# [WORK TO BE COMPLETED]
Sort through the data and copy the lines holding the word "Notebook".

[Data records]
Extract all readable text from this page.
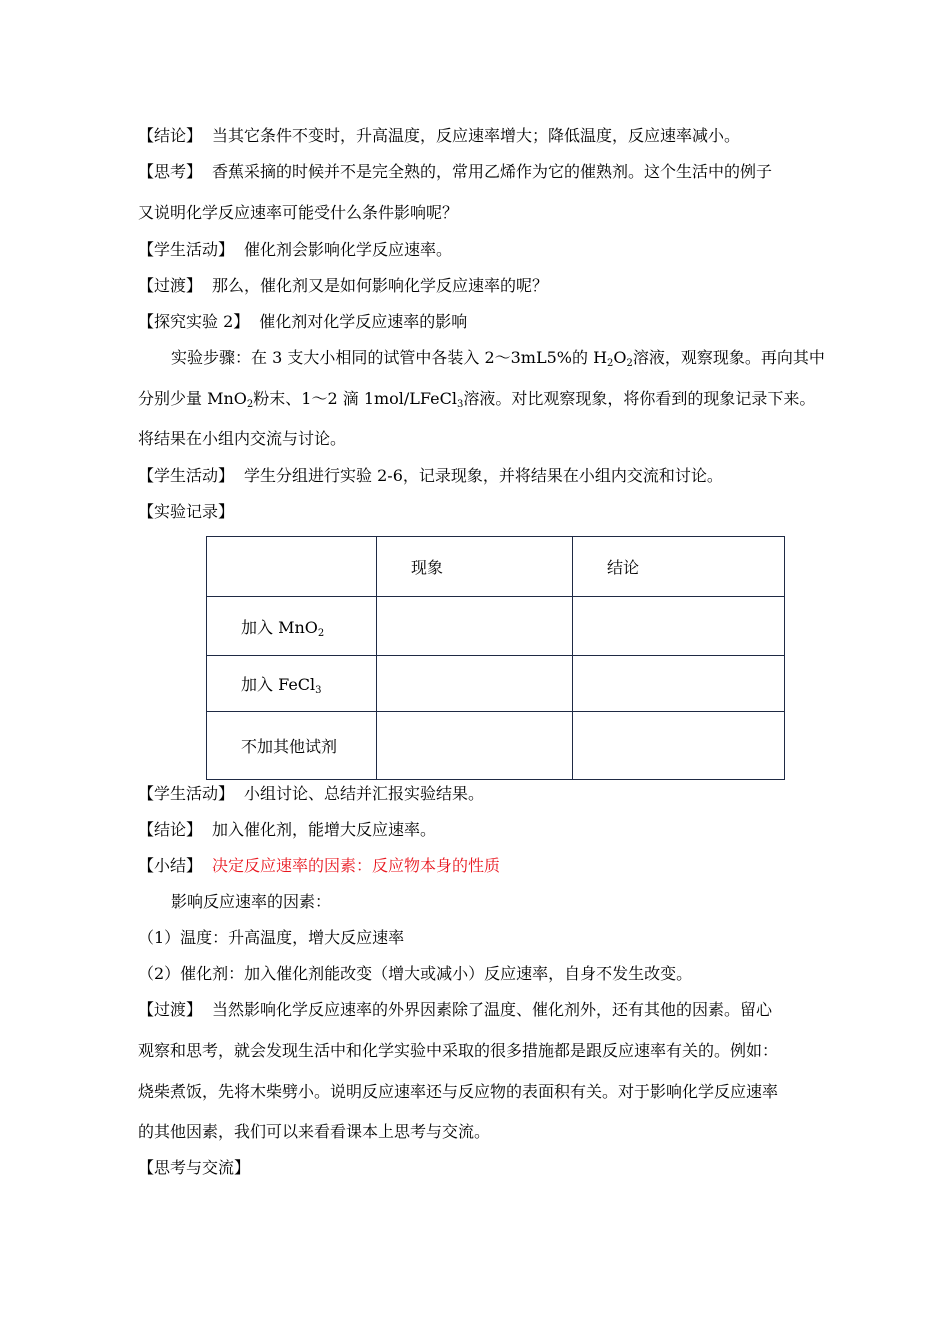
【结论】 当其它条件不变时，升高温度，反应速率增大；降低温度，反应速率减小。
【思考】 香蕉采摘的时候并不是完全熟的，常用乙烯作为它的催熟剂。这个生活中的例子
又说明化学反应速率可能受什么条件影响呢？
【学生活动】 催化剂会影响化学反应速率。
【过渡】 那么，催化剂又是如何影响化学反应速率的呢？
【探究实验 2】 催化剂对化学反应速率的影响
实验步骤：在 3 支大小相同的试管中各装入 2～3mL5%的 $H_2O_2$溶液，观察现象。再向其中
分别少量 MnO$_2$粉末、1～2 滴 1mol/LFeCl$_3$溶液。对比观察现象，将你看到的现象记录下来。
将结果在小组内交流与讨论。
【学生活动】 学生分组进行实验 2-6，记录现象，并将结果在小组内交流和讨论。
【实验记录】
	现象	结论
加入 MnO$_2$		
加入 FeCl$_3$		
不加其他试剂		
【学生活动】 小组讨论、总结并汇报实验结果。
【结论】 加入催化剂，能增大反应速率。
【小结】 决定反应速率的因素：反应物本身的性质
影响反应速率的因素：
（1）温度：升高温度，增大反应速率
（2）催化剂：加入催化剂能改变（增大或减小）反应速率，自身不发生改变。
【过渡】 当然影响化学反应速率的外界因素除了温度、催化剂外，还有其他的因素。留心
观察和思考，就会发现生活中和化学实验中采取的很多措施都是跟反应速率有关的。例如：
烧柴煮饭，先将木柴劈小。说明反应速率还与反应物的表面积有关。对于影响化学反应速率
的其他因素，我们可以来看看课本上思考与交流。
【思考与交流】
...
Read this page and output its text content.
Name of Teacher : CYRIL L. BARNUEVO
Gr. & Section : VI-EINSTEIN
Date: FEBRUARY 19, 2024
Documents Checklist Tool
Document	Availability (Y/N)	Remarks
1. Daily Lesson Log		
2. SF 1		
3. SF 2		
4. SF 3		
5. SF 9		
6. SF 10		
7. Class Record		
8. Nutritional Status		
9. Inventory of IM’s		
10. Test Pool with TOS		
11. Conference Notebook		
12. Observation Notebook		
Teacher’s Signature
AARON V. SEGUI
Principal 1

# [RESPONSE BELOW]
11. Conference Notebook		
12. Observation Notebook		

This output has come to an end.